» What is being asked:
According to the comments on ghosting, how long had the commenter who was ghosted by a man in his 40s been talking with him before he ghosted them?

» Source text:
== Segment start ==

When people ghost, I’ve always thought to myself, I literally would NEVER do that to anyone or treat anyone that way. It is of bad character.
He’s right, that person revealed who they are (their lack of character), and you would not want someone like that, because that shows how they will handle any situation they don’t like, or a conflict- just walk away. No bueno!

fionakarbel
Автор

I recently read something that really stopped me in my why-why-why tracks.
If a snake bites you - you don't hunt down the snake to find out why they bit you...instead you focus on finding a way to heal that bite so it doesn't kill you. Same for this... the why doesn't matter, it hurts no matter what, and you don't want to waste time that you could spend on getting better.

nancygilchrist
Автор

I find it extremly weak to ghost someone. It’s like am i not worthy of human decency? I will never understand the act of ghosting.

Boems
Автор

The more you do the inner work on self love and realising how 'your person' is someone who is soo interested in you and want to talk to you, spend time with you, make plans with you... you literally do not care if someone ghosts you. It's like good riddance, you can focus your time on someone who is excited by you! You just keep doing you, put yourself out there again and the more you increase your magnetism and self awareness with dating, you stop attracting men who ghost you. You really do. You start attracting high value men.

thisbrendalee
Автор

This happened to me. I was ghosted by a 'man' in his 40's (so he was supposed to be a 'grown up') but he ghosted me spectacularly after talking for over 5 months, and a pretty pleasant date. It has taken me over 2 years to get over the rejection I felt. I had panic attacks, and started suffering from anxiety too. I know that sounds extreme but that's how I felt. I am absolutely over the whole thing, after 2 and a half years and now im with a man that treats me like a princess. But some people really can cause so much damage by not just being upfront and honest...that's all it takes. It's an awful feeling and I wouldn't wish it on my worst enemy xx

ninajones
Автор

Ghosting is THE closure. The more I am watching video like this, the more I get it.

YanaWanderlust.
Автор

5 days ago, I was ghosted by my bf of 7 months, a week before my birthday. It hurts so much. I am depressed, got sick, crying constantly and the worst is I am also blocked with everything. Calls, social media, texts, you name it. I just woke up, and then I’m blocked. I thought of calling him with another number, he also blocked that new number…. And then I received an email saying ‘just move on’.

== Segment end ==

» Raw data:

== Segment start ==

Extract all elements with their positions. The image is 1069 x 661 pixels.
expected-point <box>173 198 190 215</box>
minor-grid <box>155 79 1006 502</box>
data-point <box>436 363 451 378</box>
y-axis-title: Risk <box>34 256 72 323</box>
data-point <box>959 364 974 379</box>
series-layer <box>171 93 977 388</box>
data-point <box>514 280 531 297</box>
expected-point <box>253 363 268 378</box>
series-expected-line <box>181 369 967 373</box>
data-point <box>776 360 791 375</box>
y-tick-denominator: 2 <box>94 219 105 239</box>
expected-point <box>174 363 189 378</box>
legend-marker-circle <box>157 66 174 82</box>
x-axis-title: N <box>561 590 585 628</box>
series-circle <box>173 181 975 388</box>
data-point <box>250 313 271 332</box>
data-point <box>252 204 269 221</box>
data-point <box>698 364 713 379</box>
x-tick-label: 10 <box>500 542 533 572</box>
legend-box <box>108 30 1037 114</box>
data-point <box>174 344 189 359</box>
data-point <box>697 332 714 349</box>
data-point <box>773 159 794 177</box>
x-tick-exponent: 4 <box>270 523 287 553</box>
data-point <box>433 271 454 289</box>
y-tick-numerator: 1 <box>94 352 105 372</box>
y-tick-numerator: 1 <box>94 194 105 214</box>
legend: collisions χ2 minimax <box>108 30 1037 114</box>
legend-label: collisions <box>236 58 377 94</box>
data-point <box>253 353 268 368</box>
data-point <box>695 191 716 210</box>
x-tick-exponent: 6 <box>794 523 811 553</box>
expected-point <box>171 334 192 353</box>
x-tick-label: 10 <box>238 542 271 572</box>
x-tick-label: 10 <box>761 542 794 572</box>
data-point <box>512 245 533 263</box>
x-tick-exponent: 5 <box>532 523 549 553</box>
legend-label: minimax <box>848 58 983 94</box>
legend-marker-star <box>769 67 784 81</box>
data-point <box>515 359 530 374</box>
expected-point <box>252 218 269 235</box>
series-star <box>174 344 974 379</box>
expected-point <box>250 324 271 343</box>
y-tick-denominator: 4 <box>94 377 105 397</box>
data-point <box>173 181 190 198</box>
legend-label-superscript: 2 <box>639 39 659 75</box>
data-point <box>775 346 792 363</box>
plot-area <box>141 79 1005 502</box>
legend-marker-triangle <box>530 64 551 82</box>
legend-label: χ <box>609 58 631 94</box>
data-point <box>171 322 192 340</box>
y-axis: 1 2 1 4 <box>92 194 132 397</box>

== Segment end ==

» Task solution:
Over 5 months.